▸ **PROBLEM DETAILS**: Provide only the number of lines in the listing that contain the string "Career".

[Collected data]
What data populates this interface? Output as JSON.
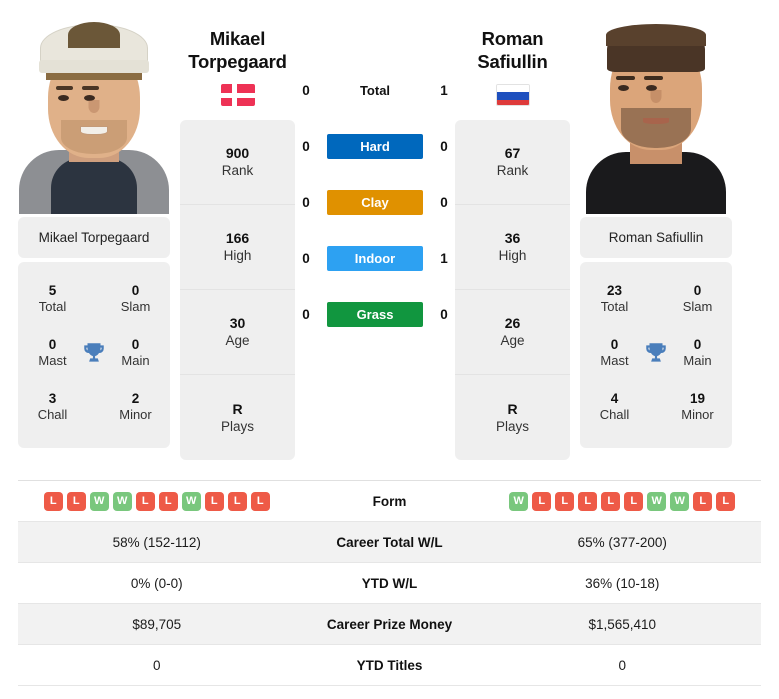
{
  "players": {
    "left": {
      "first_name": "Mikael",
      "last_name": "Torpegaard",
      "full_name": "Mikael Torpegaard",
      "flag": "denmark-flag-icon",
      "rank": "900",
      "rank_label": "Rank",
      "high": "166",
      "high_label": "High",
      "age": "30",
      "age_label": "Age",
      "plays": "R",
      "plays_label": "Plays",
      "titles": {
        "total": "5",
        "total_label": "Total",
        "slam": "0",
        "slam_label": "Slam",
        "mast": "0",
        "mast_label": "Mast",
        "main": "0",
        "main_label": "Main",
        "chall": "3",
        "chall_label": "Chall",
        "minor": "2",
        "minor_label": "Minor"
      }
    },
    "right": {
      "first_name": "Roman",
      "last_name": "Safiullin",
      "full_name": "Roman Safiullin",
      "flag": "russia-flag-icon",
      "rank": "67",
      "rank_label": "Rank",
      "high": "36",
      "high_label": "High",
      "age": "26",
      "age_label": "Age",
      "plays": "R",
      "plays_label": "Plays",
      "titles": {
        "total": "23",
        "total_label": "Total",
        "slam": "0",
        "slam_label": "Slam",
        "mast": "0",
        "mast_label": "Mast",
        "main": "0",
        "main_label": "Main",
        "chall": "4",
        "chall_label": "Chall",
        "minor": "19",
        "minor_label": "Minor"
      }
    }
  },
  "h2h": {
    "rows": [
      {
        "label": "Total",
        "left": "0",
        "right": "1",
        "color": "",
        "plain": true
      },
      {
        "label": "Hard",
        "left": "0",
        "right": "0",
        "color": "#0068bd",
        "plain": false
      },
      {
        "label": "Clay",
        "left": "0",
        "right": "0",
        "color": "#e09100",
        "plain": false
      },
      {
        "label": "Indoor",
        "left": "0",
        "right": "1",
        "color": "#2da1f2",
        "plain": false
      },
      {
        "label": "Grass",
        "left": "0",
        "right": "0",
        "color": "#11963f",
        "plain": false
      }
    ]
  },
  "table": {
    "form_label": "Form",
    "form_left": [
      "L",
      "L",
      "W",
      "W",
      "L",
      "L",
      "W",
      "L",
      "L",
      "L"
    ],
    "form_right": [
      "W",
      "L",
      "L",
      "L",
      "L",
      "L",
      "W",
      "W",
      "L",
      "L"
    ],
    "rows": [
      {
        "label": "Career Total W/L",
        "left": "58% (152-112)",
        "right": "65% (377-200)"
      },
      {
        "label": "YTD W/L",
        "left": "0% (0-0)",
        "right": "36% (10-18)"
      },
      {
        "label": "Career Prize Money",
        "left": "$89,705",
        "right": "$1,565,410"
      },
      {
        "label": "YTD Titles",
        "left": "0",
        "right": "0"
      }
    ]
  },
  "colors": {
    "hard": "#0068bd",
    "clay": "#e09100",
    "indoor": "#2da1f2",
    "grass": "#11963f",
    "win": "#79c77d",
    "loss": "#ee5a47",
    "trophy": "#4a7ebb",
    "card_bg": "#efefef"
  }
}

--

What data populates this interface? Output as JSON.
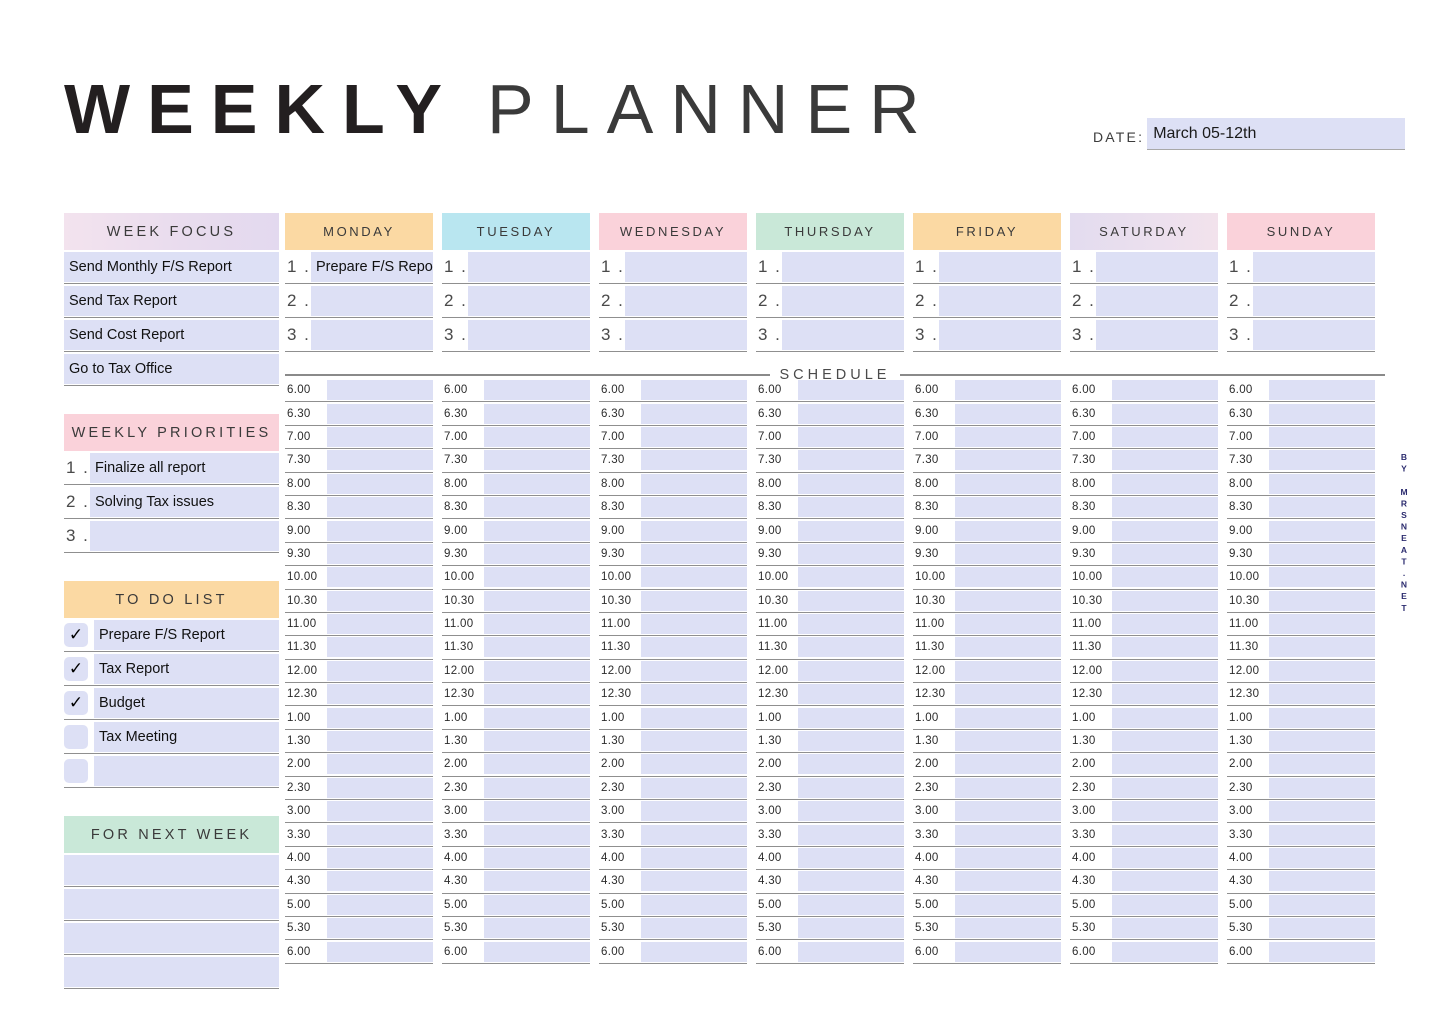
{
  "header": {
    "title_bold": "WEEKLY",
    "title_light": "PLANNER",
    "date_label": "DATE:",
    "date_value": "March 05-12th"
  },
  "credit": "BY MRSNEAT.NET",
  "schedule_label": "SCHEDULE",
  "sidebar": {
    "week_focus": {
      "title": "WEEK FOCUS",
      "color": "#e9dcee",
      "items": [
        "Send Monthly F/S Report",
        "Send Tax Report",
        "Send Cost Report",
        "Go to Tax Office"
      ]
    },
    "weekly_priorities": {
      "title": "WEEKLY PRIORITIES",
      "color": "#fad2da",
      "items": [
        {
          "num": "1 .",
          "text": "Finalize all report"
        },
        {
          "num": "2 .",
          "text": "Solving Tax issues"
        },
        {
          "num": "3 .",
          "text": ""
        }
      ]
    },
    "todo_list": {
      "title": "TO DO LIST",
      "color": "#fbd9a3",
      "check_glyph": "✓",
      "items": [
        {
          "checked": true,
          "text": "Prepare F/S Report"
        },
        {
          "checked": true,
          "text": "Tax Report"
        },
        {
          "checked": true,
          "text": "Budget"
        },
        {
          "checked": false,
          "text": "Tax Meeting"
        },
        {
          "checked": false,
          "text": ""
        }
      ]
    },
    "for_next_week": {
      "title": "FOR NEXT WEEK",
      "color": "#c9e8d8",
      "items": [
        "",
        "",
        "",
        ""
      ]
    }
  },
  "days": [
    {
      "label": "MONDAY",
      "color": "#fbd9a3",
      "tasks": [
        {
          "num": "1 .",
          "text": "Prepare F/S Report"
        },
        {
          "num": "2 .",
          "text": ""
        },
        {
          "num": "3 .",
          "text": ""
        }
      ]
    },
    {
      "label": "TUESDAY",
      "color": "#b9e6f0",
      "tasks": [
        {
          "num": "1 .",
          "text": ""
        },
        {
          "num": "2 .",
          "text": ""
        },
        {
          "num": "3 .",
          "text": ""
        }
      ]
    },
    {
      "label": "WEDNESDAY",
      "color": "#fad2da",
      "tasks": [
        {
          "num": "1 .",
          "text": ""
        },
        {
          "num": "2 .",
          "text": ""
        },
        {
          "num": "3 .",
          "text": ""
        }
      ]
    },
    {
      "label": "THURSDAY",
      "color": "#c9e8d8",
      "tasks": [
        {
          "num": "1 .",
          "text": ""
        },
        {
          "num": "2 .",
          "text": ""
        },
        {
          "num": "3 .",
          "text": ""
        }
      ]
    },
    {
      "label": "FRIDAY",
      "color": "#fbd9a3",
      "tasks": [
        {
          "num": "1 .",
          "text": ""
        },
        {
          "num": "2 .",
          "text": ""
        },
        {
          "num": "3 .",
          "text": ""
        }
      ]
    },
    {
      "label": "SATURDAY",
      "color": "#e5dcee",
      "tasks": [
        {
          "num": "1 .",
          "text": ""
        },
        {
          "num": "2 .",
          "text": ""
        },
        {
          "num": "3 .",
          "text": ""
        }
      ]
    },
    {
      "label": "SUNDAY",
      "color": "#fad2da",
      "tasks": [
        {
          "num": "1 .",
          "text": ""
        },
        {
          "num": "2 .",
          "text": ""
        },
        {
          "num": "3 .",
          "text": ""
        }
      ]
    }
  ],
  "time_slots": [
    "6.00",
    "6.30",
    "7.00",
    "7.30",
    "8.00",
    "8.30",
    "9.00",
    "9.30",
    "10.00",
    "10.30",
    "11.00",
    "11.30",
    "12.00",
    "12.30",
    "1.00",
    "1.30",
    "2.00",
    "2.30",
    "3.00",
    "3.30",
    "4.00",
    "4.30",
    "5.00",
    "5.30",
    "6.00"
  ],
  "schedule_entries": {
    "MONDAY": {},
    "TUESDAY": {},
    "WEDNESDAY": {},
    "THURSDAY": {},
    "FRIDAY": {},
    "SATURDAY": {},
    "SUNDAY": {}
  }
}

▸ **EXPECTED ANSWER**: 2